[start of Listed records]
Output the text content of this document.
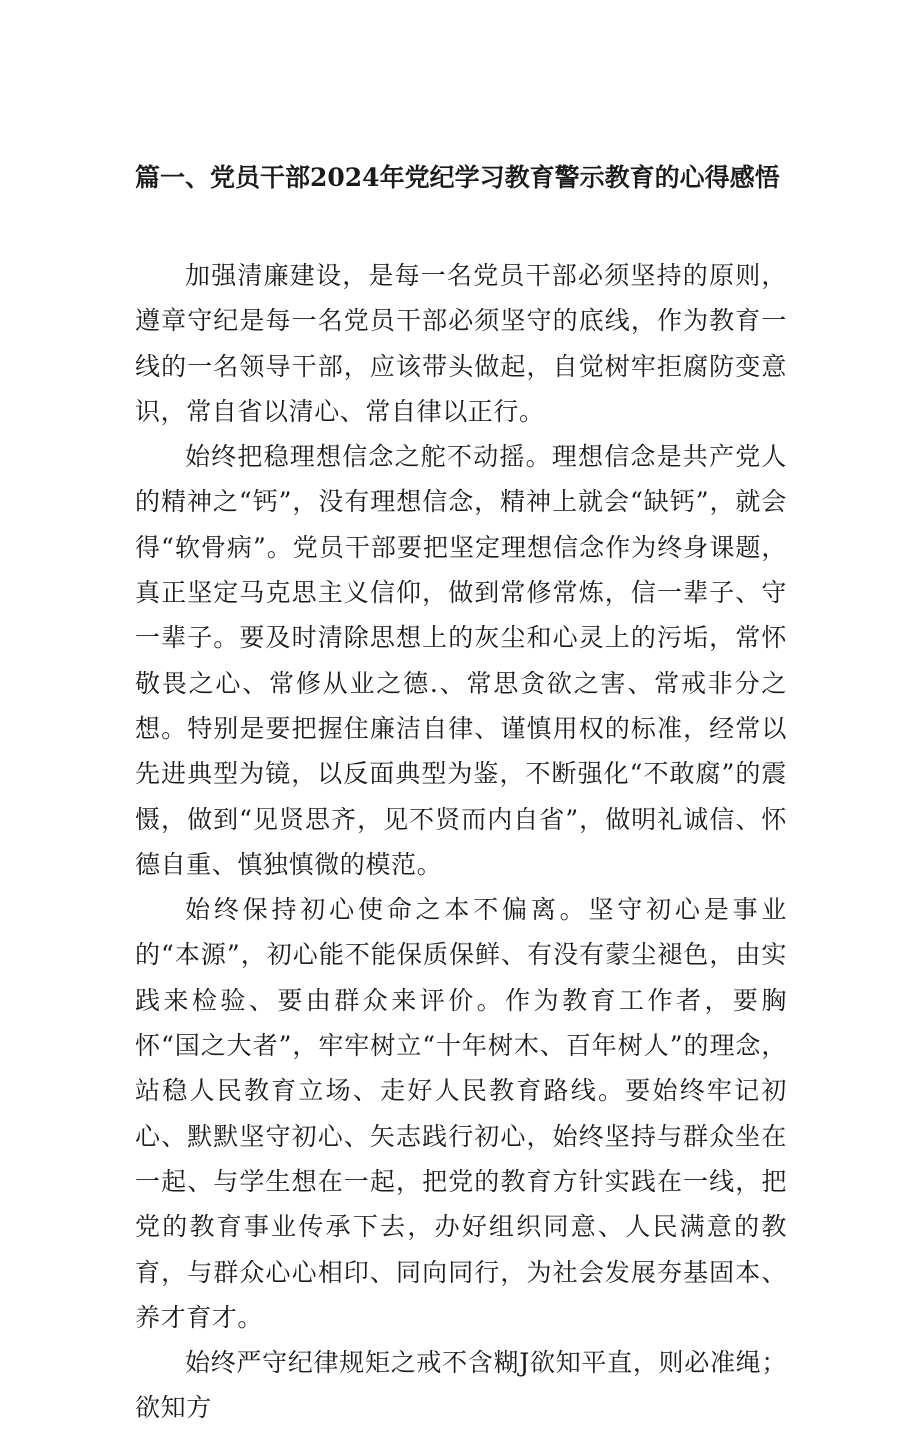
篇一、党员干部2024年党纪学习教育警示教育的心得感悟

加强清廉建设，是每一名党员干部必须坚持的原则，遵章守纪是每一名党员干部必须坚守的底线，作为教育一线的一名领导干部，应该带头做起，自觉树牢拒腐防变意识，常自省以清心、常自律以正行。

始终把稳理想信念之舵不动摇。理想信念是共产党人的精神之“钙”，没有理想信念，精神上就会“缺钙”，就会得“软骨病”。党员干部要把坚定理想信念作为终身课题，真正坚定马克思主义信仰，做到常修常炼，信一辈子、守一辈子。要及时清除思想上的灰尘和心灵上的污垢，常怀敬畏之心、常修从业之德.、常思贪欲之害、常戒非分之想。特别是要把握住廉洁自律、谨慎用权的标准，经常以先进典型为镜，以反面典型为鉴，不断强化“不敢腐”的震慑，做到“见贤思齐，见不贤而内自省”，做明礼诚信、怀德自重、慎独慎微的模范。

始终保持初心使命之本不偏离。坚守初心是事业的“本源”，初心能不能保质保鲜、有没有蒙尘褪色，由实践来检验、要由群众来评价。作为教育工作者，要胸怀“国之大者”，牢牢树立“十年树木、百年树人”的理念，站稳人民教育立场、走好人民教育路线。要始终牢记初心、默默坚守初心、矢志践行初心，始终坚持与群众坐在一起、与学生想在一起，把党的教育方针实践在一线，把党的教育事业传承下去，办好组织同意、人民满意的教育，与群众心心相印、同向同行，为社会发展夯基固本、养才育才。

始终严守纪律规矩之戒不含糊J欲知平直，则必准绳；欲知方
[end of Listed records]
[start of Listed records]
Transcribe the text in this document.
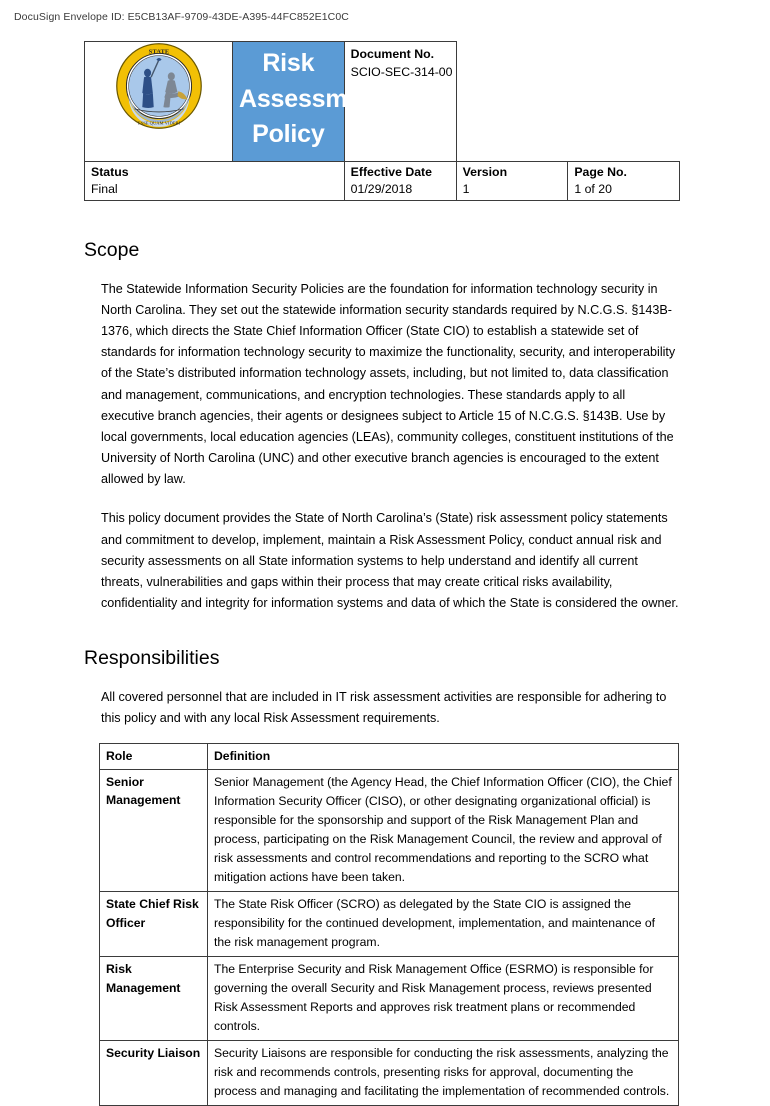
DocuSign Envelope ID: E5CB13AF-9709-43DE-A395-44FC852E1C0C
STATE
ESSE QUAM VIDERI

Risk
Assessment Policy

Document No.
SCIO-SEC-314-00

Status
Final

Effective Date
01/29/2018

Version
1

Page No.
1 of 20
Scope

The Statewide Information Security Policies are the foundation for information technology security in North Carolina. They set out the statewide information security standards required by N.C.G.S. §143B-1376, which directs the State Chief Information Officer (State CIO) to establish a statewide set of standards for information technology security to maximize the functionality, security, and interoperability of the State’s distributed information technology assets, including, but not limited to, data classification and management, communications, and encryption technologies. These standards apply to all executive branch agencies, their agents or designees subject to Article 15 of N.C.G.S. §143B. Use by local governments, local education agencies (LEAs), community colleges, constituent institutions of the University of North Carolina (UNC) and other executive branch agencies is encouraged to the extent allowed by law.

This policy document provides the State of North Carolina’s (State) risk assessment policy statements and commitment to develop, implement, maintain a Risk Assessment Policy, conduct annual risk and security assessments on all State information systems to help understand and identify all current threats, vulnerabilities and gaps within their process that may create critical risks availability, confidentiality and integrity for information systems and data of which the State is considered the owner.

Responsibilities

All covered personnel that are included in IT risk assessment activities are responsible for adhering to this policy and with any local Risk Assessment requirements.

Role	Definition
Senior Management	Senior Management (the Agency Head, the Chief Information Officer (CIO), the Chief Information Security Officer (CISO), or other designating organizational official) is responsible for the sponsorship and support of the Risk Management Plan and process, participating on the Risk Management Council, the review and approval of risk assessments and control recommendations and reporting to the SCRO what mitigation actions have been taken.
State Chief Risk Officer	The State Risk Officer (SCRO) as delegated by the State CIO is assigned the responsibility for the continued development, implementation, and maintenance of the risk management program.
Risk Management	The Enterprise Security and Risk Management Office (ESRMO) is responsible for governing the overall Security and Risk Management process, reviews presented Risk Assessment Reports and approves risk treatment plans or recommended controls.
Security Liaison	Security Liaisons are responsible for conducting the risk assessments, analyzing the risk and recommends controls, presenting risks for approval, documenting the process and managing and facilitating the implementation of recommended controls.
[end of Listed records]
» Goal
Show the lines of the data that hold the word "implementation".

» Written response
State Chief Risk Officer	The State Risk Officer (SCRO) as delegated by the State CIO is assigned the responsibility for the continued development, implementation, and maintenance of the risk management program.
Security Liaison	Security Liaisons are responsible for conducting the risk assessments, analyzing the risk and recommends controls, presenting risks for approval, documenting the process and managing and facilitating the implementation of recommended controls.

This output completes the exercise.